§ Objective
Each line in the entries below that holds the string "name" is to be listed.

§ Data rows

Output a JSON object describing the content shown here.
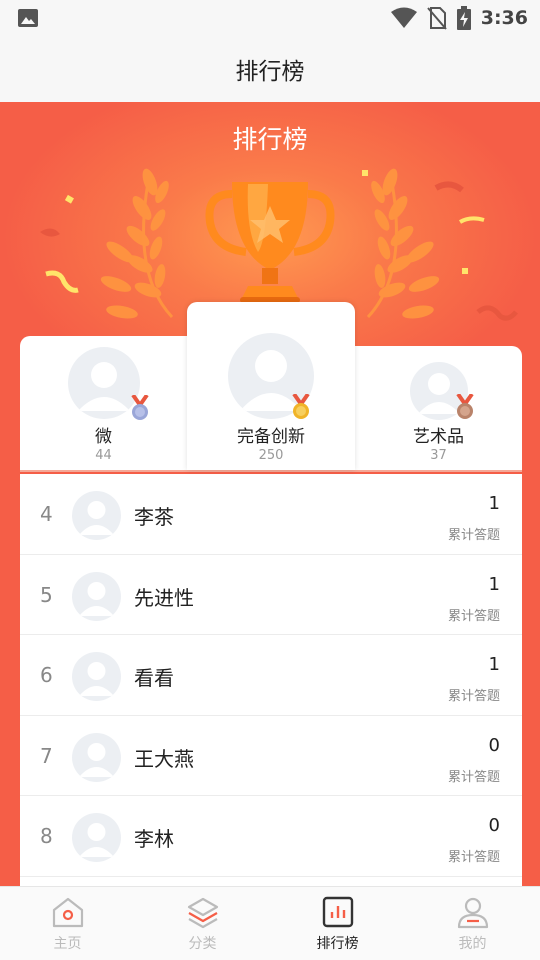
{
  "status_bar": {
    "time": "3:36"
  },
  "app_bar": {
    "title": "排行榜"
  },
  "banner": {
    "title": "排行榜"
  },
  "podium": {
    "first": {
      "name": "完备创新",
      "score": "250"
    },
    "second": {
      "name": "微",
      "score": "44"
    },
    "third": {
      "name": "艺术品",
      "score": "37"
    }
  },
  "ranking": [
    {
      "rank": "4",
      "name": "李茶",
      "count": "1",
      "count_label": "累计答题"
    },
    {
      "rank": "5",
      "name": "先进性",
      "count": "1",
      "count_label": "累计答题"
    },
    {
      "rank": "6",
      "name": "看看",
      "count": "1",
      "count_label": "累计答题"
    },
    {
      "rank": "7",
      "name": "王大燕",
      "count": "0",
      "count_label": "累计答题"
    },
    {
      "rank": "8",
      "name": "李林",
      "count": "0",
      "count_label": "累计答题"
    }
  ],
  "bottom_nav": [
    {
      "label": "主页",
      "icon": "home-icon"
    },
    {
      "label": "分类",
      "icon": "layers-icon"
    },
    {
      "label": "排行榜",
      "icon": "leaderboard-icon",
      "active": true
    },
    {
      "label": "我的",
      "icon": "profile-icon"
    }
  ],
  "colors": {
    "brand": "#f55e47",
    "trophy": "#ff8a1e",
    "gold_medal": "#f0b429",
    "silver_medal": "#9aa6d8",
    "bronze_medal": "#b9836a"
  }
}
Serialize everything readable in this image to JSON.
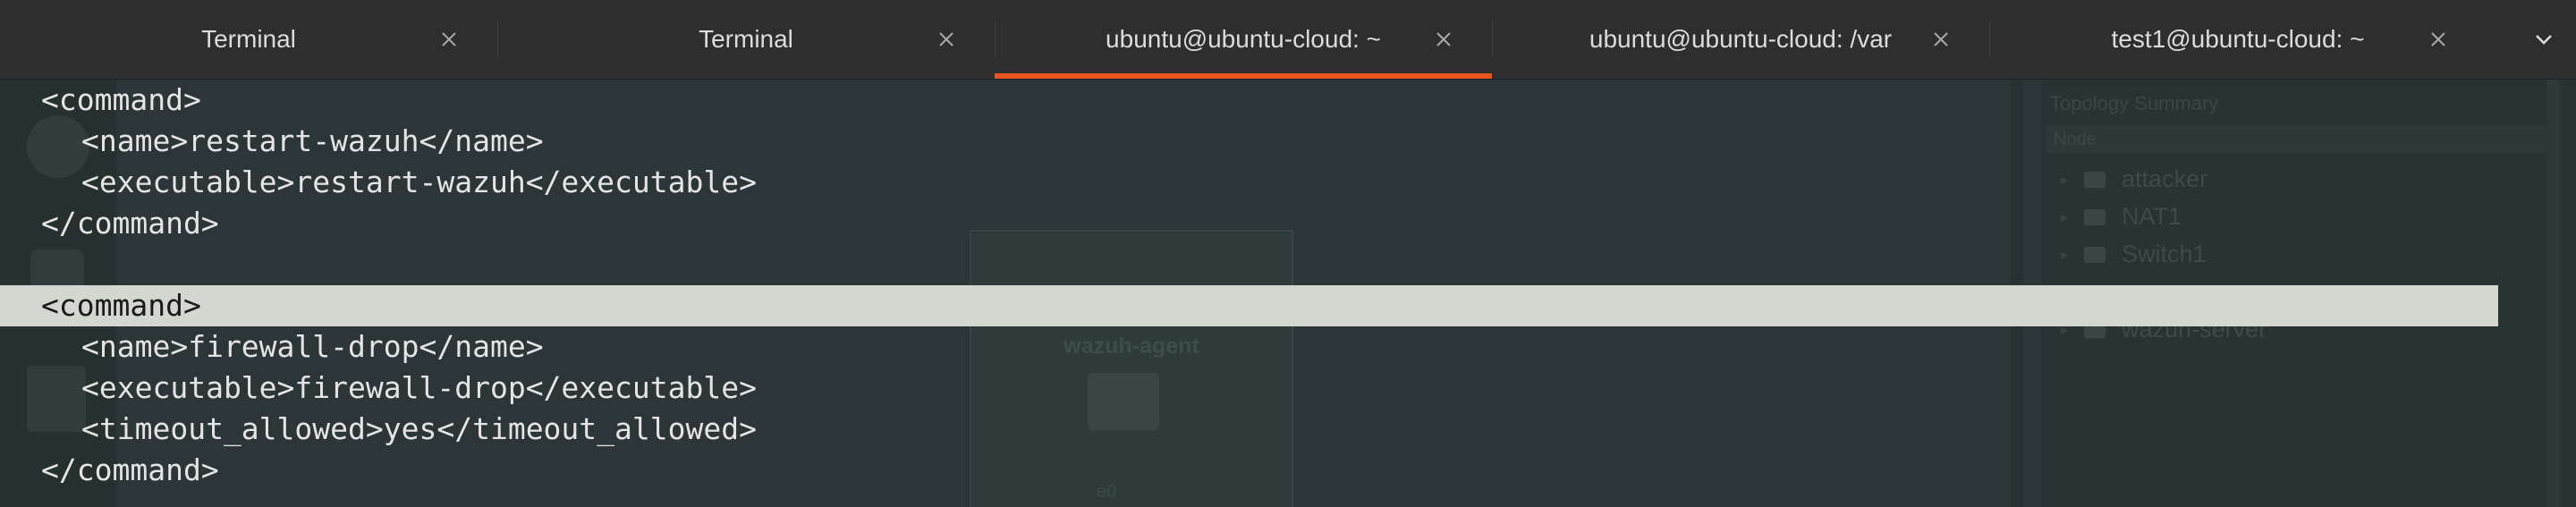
{
  "tabs": [
    {
      "title": "Terminal",
      "active": false
    },
    {
      "title": "Terminal",
      "active": false
    },
    {
      "title": "ubuntu@ubuntu-cloud: ~",
      "active": true
    },
    {
      "title": "ubuntu@ubuntu-cloud: /var",
      "active": false
    },
    {
      "title": "test1@ubuntu-cloud: ~",
      "active": false
    }
  ],
  "accent_color": "#e95420",
  "highlight_color": "#d3d7cf",
  "terminal": {
    "lines": [
      "<command>",
      "<name>restart-wazuh</name>",
      "<executable>restart-wazuh</executable>",
      "</command>",
      "",
      "<command>",
      "<name>firewall-drop</name>",
      "<executable>firewall-drop</executable>",
      "<timeout_allowed>yes</timeout_allowed>",
      "</command>"
    ]
  },
  "background": {
    "card_label": "wazuh-agent",
    "card_ip": "e0",
    "panel_title": "Topology Summary",
    "panel_header": "Node",
    "panel_nodes": [
      "attacker",
      "NAT1",
      "Switch1",
      "wazuh-server"
    ]
  },
  "icons": {
    "tab_close": "close-icon",
    "tab_menu": "chevron-down-icon"
  }
}
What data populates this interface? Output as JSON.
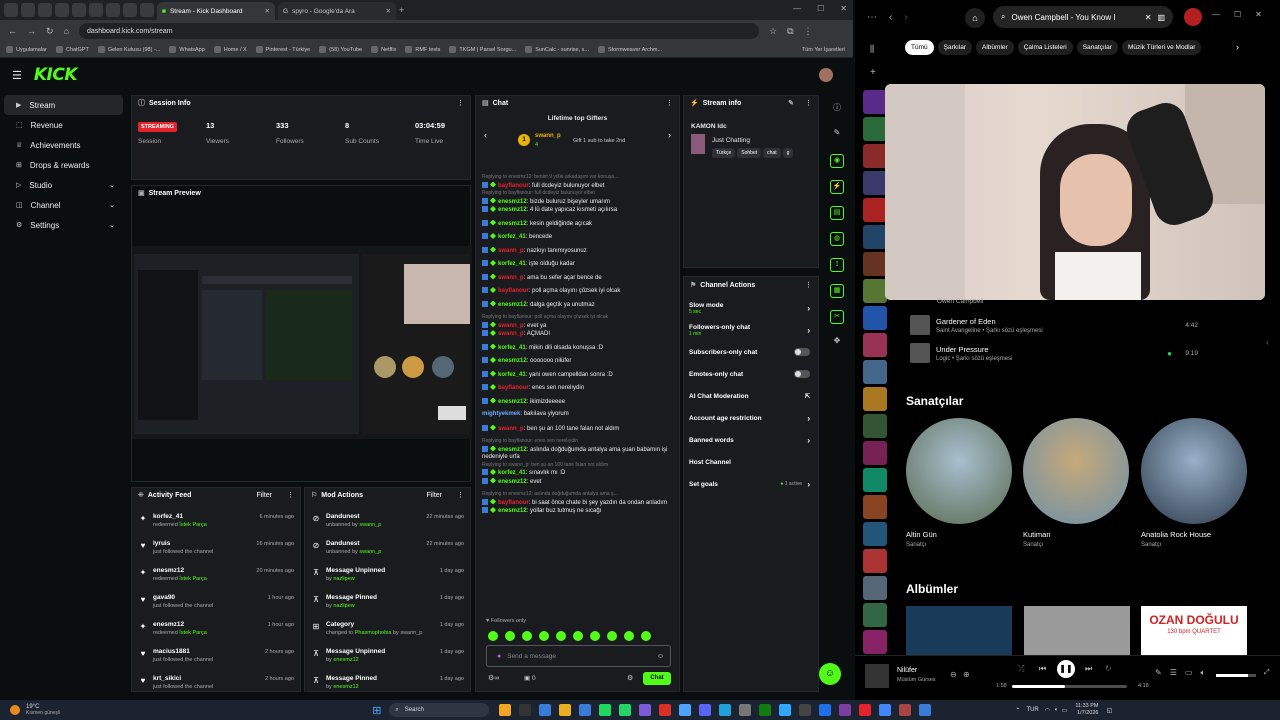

§ Written response
      "name": "完备创新",
      "name": "微",
      "name": "艺术品",
      "name": "李茶",
      "name": "先进性",
      "name": "看看",
      "name": "王大燕",
      "name": "李林",
      "<name>restart-wazuh</name>",
      "<name>firewall-drop</name>",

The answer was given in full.